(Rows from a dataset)
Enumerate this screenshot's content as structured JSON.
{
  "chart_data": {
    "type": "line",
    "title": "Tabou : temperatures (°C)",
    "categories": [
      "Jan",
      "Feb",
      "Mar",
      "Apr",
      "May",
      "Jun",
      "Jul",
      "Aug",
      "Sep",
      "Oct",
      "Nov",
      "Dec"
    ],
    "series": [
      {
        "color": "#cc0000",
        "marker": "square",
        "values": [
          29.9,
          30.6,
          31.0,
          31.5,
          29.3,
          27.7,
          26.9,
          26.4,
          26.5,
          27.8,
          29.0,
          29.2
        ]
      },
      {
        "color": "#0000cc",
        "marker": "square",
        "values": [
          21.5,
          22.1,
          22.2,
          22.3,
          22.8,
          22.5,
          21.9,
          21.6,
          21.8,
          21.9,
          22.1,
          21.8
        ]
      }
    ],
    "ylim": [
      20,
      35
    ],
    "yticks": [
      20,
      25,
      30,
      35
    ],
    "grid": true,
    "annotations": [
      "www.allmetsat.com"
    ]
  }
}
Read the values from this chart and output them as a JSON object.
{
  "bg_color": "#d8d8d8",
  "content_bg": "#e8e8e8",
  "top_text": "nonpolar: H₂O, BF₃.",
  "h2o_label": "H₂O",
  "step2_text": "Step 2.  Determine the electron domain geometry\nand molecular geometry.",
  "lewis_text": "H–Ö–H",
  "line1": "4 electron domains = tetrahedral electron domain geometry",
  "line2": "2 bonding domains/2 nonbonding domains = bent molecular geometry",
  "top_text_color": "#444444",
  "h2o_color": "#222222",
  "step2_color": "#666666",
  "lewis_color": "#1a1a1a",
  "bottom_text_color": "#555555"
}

**WHAT IS NEEDED:** Find every line that holds "domains" and copy it.

**EXERCISE ANSWER:**
  "line1": "4 electron domains = tetrahedral electron domain geometry",
  "line2": "2 bonding domains/2 nonbonding domains = bent molecular geometry",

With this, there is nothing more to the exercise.